» **Description of the task**: Copy the records below exactly, omitting any pictures they contain.

---------- Supplied material

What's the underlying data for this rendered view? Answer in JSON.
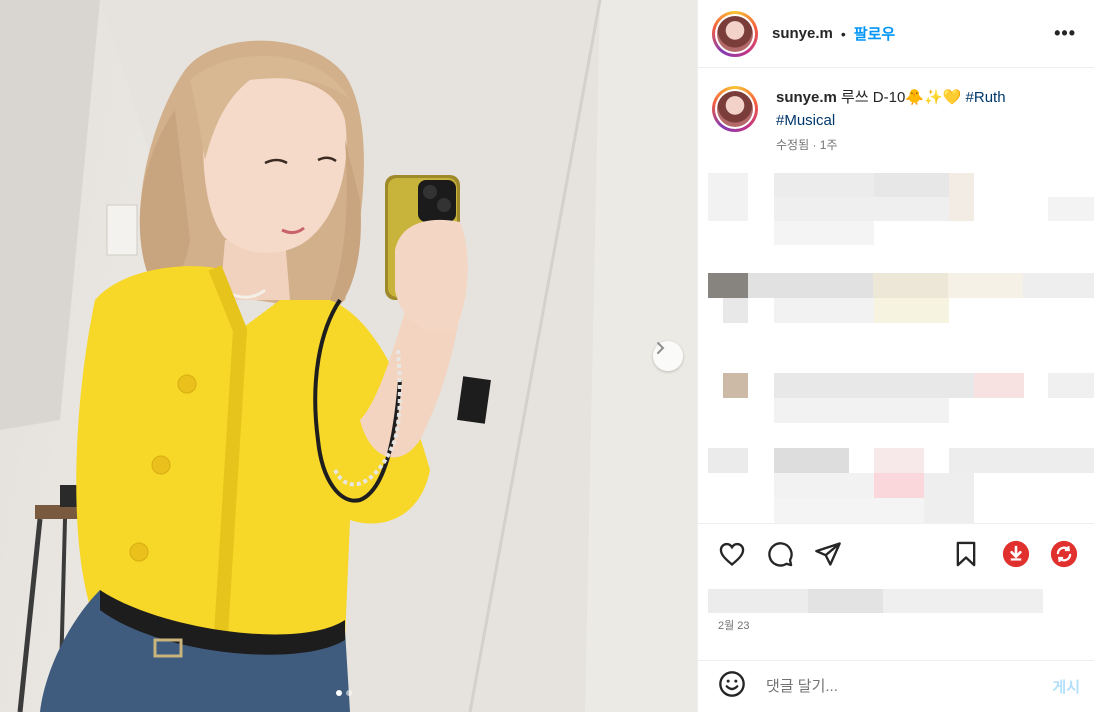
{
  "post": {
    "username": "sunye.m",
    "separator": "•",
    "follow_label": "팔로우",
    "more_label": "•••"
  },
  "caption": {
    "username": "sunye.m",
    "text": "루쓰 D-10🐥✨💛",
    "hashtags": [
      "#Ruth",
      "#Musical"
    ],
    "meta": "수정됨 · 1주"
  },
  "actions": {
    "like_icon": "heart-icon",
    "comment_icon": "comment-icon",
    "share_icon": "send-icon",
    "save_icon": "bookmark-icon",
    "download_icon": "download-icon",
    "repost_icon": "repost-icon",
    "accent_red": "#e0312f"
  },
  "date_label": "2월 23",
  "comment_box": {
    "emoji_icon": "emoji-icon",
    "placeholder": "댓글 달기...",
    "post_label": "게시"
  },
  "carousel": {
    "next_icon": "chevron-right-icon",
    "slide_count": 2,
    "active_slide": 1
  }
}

--------------------

» **Output**:
What's the underlying data for this rendered view? Answer in JSON.
{
  "post": {
    "username": "sunye.m",
    "separator": "•",
    "follow_label": "팔로우",
    "more_label": "•••"
  },
  "caption": {
    "username": "sunye.m",
    "text": "루쓰 D-10🐥✨💛",
    "hashtags": [
      "#Ruth",
      "#Musical"
    ],
    "meta": "수정됨 · 1주"
  },
  "actions": {
    "like_icon": "heart-icon",
    "comment_icon": "comment-icon",
    "share_icon": "send-icon",
    "save_icon": "bookmark-icon",
    "download_icon": "download-icon",
    "repost_icon": "repost-icon",
    "accent_red": "#e0312f"
  },
  "date_label": "2월 23",
  "comment_box": {
    "emoji_icon": "emoji-icon",
    "placeholder": "댓글 달기...",
    "post_label": "게시"
  },
  "carousel": {
    "next_icon": "chevron-right-icon",
    "slide_count": 2,
    "active_slide": 1
  }
}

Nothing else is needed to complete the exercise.